#### LISTED ENTRIES:
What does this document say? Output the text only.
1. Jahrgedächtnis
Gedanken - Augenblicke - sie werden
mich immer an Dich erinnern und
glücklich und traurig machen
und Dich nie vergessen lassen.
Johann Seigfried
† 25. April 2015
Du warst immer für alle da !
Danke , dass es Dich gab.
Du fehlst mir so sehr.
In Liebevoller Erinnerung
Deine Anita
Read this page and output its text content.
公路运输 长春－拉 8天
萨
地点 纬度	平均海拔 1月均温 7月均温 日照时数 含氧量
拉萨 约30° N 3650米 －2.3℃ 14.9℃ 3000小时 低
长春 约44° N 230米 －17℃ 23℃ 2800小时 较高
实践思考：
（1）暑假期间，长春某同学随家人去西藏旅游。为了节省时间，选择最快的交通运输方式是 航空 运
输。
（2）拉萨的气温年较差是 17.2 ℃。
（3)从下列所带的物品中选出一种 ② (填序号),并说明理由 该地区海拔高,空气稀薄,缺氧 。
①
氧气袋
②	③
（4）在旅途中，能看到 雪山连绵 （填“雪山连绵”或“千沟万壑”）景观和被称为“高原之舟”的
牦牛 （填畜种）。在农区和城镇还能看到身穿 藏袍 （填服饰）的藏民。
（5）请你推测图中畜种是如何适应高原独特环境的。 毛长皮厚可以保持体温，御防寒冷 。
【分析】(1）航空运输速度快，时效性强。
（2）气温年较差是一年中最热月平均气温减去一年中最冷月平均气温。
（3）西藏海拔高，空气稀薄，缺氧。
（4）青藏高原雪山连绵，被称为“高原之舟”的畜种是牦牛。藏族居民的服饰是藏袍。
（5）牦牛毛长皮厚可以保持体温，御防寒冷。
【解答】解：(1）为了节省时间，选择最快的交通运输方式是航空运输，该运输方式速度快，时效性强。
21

#### SET TASK:
From the data above, copy out every line with the string "时效性强" in it.

#### ANSWER TO THIS PROBLEM:
【分析】(1）航空运输速度快，时效性强。
【解答】解：(1）为了节省时间，选择最快的交通运输方式是航空运输，该运输方式速度快，时效性强。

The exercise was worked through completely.